## [Your instructions]
Rewrite every line of the records below as a numbered list, and leave out any blank lines.

Layout element entries
════════════════

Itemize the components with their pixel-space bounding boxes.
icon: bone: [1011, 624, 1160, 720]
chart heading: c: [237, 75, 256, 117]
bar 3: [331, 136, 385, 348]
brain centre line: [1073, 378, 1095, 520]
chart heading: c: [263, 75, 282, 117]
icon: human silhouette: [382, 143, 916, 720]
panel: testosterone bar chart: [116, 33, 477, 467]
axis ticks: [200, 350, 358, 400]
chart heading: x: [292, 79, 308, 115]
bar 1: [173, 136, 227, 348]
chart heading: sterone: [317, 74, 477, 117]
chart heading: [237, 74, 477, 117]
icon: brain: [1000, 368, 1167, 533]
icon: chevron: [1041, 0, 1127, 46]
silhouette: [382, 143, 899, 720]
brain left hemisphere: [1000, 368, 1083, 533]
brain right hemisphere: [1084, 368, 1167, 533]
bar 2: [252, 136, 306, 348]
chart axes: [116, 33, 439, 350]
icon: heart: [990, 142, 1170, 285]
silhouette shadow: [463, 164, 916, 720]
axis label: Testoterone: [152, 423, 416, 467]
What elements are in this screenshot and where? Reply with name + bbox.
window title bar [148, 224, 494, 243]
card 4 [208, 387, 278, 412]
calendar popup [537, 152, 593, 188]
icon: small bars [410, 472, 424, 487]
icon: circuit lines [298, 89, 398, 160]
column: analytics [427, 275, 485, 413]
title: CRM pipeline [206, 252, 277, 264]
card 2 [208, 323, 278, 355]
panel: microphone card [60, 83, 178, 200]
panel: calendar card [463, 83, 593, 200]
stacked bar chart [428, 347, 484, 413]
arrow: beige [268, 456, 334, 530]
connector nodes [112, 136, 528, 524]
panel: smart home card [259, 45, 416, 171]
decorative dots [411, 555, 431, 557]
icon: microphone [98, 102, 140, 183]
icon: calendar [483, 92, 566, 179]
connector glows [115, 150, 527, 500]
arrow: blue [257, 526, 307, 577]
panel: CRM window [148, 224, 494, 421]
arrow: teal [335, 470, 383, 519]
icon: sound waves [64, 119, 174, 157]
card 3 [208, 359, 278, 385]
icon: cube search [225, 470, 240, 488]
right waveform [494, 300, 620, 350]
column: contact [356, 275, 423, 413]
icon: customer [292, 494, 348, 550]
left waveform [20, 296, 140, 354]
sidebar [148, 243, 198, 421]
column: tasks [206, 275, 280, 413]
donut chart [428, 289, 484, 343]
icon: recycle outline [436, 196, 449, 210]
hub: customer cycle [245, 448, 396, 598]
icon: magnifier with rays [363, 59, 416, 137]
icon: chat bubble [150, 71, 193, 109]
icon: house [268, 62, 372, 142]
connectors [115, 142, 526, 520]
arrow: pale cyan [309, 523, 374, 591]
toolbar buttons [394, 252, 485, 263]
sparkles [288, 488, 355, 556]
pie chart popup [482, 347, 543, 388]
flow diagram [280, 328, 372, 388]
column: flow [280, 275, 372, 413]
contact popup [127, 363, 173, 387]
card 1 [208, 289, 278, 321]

════════════════

## [Solution for this task]
1. Itemize the components with their pixel-space bounding boxes.
2. icon: bone: [1011, 624, 1160, 720]
3. chart heading: c: [237, 75, 256, 117]
4. bar 3: [331, 136, 385, 348]
5. brain centre line: [1073, 378, 1095, 520]
6. chart heading: c: [263, 75, 282, 117]
7. icon: human silhouette: [382, 143, 916, 720]
8. panel: testosterone bar chart: [116, 33, 477, 467]
9. axis ticks: [200, 350, 358, 400]
10. chart heading: x: [292, 79, 308, 115]
11. bar 1: [173, 136, 227, 348]
12. chart heading: sterone: [317, 74, 477, 117]
13. chart heading: [237, 74, 477, 117]
14. icon: brain: [1000, 368, 1167, 533]
15. icon: chevron: [1041, 0, 1127, 46]
16. silhouette: [382, 143, 899, 720]
17. brain left hemisphere: [1000, 368, 1083, 533]
18. brain right hemisphere: [1084, 368, 1167, 533]
19. bar 2: [252, 136, 306, 348]
20. chart axes: [116, 33, 439, 350]
21. icon: heart: [990, 142, 1170, 285]
22. silhouette shadow: [463, 164, 916, 720]
23. axis label: Testoterone: [152, 423, 416, 467]
24. What elements are in this screenshot and where? Reply with name + bbox.
25. window title bar [148, 224, 494, 243]
26. card 4 [208, 387, 278, 412]
27. calendar popup [537, 152, 593, 188]
28. icon: small bars [410, 472, 424, 487]
29. icon: circuit lines [298, 89, 398, 160]
30. column: analytics [427, 275, 485, 413]
31. title: CRM pipeline [206, 252, 277, 264]
32. card 2 [208, 323, 278, 355]
33. panel: microphone card [60, 83, 178, 200]
34. panel: calendar card [463, 83, 593, 200]
35. stacked bar chart [428, 347, 484, 413]
36. arrow: beige [268, 456, 334, 530]
37. connector nodes [112, 136, 528, 524]
38. panel: smart home card [259, 45, 416, 171]
39. decorative dots [411, 555, 431, 557]
40. icon: microphone [98, 102, 140, 183]
41. icon: calendar [483, 92, 566, 179]
42. connector glows [115, 150, 527, 500]
43. arrow: blue [257, 526, 307, 577]
44. panel: CRM window [148, 224, 494, 421]
45. arrow: teal [335, 470, 383, 519]
46. icon: sound waves [64, 119, 174, 157]
47. card 3 [208, 359, 278, 385]
48. icon: cube search [225, 470, 240, 488]
49. right waveform [494, 300, 620, 350]
50. column: contact [356, 275, 423, 413]
51. icon: customer [292, 494, 348, 550]
52. left waveform [20, 296, 140, 354]
53. sidebar [148, 243, 198, 421]
54. column: tasks [206, 275, 280, 413]
55. donut chart [428, 289, 484, 343]
56. icon: recycle outline [436, 196, 449, 210]
57. hub: customer cycle [245, 448, 396, 598]
58. icon: magnifier with rays [363, 59, 416, 137]
59. icon: chat bubble [150, 71, 193, 109]
60. icon: house [268, 62, 372, 142]
61. connectors [115, 142, 526, 520]
62. arrow: pale cyan [309, 523, 374, 591]
63. toolbar buttons [394, 252, 485, 263]
64. sparkles [288, 488, 355, 556]
65. pie chart popup [482, 347, 543, 388]
66. flow diagram [280, 328, 372, 388]
67. column: flow [280, 275, 372, 413]
68. contact popup [127, 363, 173, 387]
69. card 1 [208, 289, 278, 321]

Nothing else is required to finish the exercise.